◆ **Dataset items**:
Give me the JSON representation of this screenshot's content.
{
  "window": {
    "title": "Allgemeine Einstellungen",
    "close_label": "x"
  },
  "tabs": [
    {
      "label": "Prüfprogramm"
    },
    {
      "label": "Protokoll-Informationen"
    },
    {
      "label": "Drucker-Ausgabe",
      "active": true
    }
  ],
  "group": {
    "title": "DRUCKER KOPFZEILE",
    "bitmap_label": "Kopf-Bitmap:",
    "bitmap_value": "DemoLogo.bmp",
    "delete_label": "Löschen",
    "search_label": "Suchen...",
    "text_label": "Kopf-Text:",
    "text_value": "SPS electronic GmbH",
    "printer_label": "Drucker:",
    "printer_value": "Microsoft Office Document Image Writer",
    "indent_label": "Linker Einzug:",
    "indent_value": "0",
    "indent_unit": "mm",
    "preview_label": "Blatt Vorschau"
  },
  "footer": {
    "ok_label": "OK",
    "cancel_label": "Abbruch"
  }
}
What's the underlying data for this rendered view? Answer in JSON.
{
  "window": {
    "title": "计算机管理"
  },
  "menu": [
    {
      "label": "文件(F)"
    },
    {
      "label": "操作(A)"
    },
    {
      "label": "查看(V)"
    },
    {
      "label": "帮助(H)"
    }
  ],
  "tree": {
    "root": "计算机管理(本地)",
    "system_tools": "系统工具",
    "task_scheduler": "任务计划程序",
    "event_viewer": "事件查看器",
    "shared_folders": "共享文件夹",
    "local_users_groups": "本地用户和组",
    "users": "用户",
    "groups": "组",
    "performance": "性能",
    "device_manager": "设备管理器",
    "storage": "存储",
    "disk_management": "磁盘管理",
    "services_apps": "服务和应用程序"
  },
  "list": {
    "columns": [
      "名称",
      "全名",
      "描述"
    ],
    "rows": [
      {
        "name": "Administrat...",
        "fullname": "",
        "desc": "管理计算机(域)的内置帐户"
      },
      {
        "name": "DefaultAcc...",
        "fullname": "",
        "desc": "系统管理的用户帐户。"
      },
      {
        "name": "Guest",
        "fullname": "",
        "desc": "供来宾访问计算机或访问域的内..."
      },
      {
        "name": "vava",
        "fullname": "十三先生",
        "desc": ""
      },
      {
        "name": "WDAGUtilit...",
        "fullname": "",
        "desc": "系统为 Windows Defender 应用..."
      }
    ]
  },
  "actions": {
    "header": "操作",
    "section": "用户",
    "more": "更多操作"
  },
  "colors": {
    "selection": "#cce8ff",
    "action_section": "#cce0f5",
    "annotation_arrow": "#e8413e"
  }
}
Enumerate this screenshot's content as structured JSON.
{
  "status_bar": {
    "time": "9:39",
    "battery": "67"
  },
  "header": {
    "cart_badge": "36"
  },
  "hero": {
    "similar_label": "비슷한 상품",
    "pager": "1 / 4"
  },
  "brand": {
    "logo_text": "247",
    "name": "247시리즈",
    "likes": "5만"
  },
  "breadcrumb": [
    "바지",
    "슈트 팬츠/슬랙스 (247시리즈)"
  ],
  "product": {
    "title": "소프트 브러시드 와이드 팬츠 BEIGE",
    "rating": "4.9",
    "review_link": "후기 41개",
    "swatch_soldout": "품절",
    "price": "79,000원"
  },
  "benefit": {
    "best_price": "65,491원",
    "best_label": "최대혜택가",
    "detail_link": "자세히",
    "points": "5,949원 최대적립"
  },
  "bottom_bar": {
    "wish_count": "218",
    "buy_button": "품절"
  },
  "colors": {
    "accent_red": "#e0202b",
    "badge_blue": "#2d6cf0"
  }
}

◆ **EXERCISE INSTRUCTIONS**: Report every line in the data above in which the word "content" appears.

◆ **EXPECTED OUTPUT**:
Give me the JSON representation of this screenshot's content.
Enumerate this screenshot's content as structured JSON.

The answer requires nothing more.